<<<<

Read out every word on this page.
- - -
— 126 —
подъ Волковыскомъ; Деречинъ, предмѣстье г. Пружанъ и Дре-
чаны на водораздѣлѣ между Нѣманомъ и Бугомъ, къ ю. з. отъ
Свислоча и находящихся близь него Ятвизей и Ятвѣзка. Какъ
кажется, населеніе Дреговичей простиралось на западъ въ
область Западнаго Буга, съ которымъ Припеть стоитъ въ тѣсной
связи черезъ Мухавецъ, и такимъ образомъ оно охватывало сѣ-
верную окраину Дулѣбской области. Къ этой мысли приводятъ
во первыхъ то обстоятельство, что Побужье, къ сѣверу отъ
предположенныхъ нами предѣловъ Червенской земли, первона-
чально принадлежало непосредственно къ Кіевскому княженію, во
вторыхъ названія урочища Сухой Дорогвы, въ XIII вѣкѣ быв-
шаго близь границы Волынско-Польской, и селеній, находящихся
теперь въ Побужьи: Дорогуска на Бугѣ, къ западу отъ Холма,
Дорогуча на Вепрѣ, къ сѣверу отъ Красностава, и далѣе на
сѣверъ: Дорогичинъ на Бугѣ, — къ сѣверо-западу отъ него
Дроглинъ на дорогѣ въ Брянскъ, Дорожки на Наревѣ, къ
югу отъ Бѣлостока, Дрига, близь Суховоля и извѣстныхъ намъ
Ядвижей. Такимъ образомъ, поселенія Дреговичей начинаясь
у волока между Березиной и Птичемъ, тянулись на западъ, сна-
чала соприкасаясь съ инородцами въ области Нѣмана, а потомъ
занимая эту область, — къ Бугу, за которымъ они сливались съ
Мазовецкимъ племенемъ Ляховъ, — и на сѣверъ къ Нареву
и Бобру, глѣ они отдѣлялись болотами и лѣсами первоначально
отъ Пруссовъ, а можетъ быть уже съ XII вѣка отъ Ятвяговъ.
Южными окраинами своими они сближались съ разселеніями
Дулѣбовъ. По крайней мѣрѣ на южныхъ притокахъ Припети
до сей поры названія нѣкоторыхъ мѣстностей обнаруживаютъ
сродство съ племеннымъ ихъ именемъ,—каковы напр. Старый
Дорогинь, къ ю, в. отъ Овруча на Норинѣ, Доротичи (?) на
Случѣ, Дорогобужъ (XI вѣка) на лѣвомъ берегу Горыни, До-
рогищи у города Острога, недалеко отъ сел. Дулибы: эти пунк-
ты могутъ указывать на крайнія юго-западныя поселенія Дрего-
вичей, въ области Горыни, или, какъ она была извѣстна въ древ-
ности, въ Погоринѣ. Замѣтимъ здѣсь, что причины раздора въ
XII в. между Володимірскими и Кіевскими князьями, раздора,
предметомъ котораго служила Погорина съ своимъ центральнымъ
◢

>>>>

REQUIREMENT:
Repeat the material above exactly.

TASK RESULT:
Read out every word on this page.
- - -
— 126 —
подъ Волковыскомъ; Деречинъ, предмѣстье г. Пружанъ и Дре-
чаны на водораздѣлѣ между Нѣманомъ и Бугомъ, къ ю. з. отъ
Свислоча и находящихся близь него Ятвизей и Ятвѣзка. Какъ
кажется, населеніе Дреговичей простиралось на западъ въ
область Западнаго Буга, съ которымъ Припеть стоитъ въ тѣсной
связи черезъ Мухавецъ, и такимъ образомъ оно охватывало сѣ-
верную окраину Дулѣбской области. Къ этой мысли приводятъ
во первыхъ то обстоятельство, что Побужье, къ сѣверу отъ
предположенныхъ нами предѣловъ Червенской земли, первона-
чально принадлежало непосредственно къ Кіевскому княженію, во
вторыхъ названія урочища Сухой Дорогвы, въ XIII вѣкѣ быв-
шаго близь границы Волынско-Польской, и селеній, находящихся
теперь въ Побужьи: Дорогуска на Бугѣ, къ западу отъ Холма,
Дорогуча на Вепрѣ, къ сѣверу отъ Красностава, и далѣе на
сѣверъ: Дорогичинъ на Бугѣ, — къ сѣверо-западу отъ него
Дроглинъ на дорогѣ въ Брянскъ, Дорожки на Наревѣ, къ
югу отъ Бѣлостока, Дрига, близь Суховоля и извѣстныхъ намъ
Ядвижей. Такимъ образомъ, поселенія Дреговичей начинаясь
у волока между Березиной и Птичемъ, тянулись на западъ, сна-
чала соприкасаясь съ инородцами въ области Нѣмана, а потомъ
занимая эту область, — къ Бугу, за которымъ они сливались съ
Мазовецкимъ племенемъ Ляховъ, — и на сѣверъ къ Нареву
и Бобру, глѣ они отдѣлялись болотами и лѣсами первоначально
отъ Пруссовъ, а можетъ быть уже съ XII вѣка отъ Ятвяговъ.
Южными окраинами своими они сближались съ разселеніями
Дулѣбовъ. По крайней мѣрѣ на южныхъ притокахъ Припети
до сей поры названія нѣкоторыхъ мѣстностей обнаруживаютъ
сродство съ племеннымъ ихъ именемъ,—каковы напр. Старый
Дорогинь, къ ю, в. отъ Овруча на Норинѣ, Доротичи (?) на
Случѣ, Дорогобужъ (XI вѣка) на лѣвомъ берегу Горыни, До-
рогищи у города Острога, недалеко отъ сел. Дулибы: эти пунк-
ты могутъ указывать на крайнія юго-западныя поселенія Дрего-
вичей, въ области Горыни, или, какъ она была извѣстна въ древ-
ности, въ Погоринѣ. Замѣтимъ здѣсь, что причины раздора въ
XII в. между Володимірскими и Кіевскими князьями, раздора,
предметомъ котораго служила Погорина съ своимъ центральнымъ
◢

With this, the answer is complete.